=== Supplied material ===
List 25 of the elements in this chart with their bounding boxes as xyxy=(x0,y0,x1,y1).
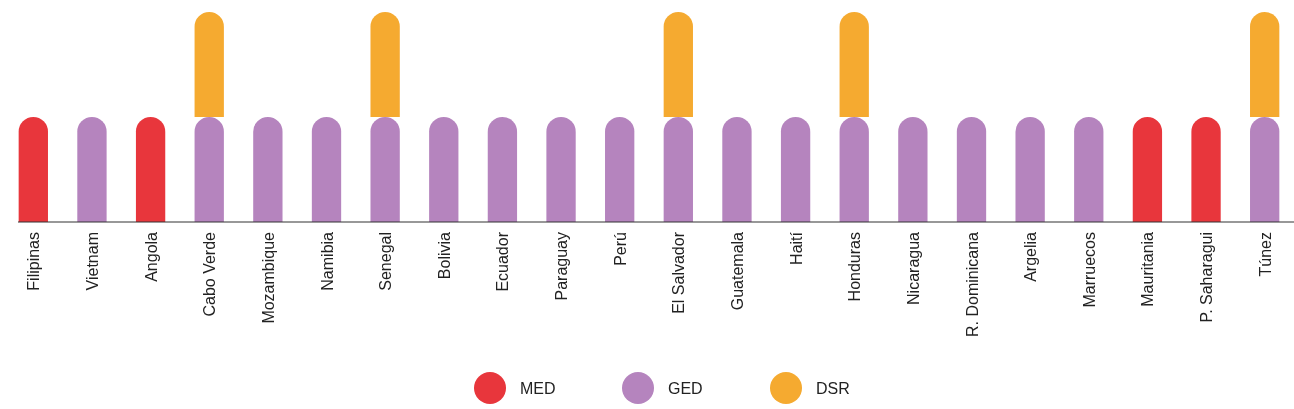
x-tick-label: Ecuador xyxy=(494,231,512,292)
x-tick-label: R. Dominicana xyxy=(963,231,981,337)
legend-label: GED xyxy=(668,380,703,397)
x-tick-label: P. Saharagui xyxy=(1198,232,1216,323)
x-tick-label: Bolivia xyxy=(435,231,453,280)
x-tick-label: Senegal xyxy=(377,232,395,291)
x-tick-label: Perú xyxy=(611,232,629,266)
x-tick-label: Vietnam xyxy=(83,232,101,291)
x-tick-label: Túnez xyxy=(1256,232,1274,277)
x-tick-label: Nicaragua xyxy=(904,231,922,305)
x-tick-label: Argelia xyxy=(1022,231,1040,282)
x-tick-label: Namibia xyxy=(318,231,336,291)
x-tick-label: Cabo Verde xyxy=(201,231,219,317)
x-tick-label: Marruecos xyxy=(1080,232,1098,308)
x-tick-label: Guatemala xyxy=(728,231,746,311)
x-tick-label: Mozambique xyxy=(259,231,277,324)
x-tick-label: Mauritania xyxy=(1139,231,1157,307)
x-tick-label: Angola xyxy=(142,231,160,282)
x-tick-label: Paraguay xyxy=(553,232,571,301)
legend-label: DSR xyxy=(816,380,850,397)
legend-label: MED xyxy=(520,380,556,397)
x-tick-label: Haití xyxy=(787,231,805,265)
x-tick-label: El Salvador xyxy=(670,231,688,314)
x-tick-label: Honduras xyxy=(846,232,864,302)
x-tick-label: Filipinas xyxy=(25,232,43,291)
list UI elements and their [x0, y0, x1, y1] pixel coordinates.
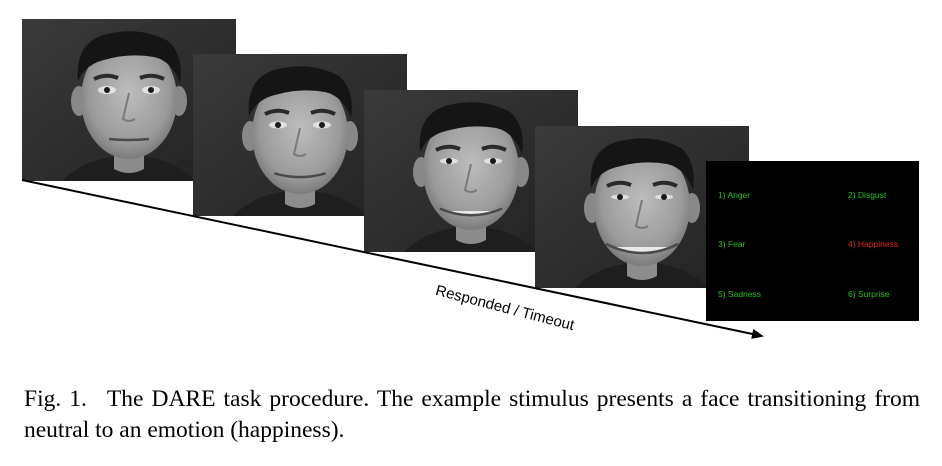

=== Objective ===
How many lines of the material above contain the string "legend"? Give only the number.

=== The result ===
3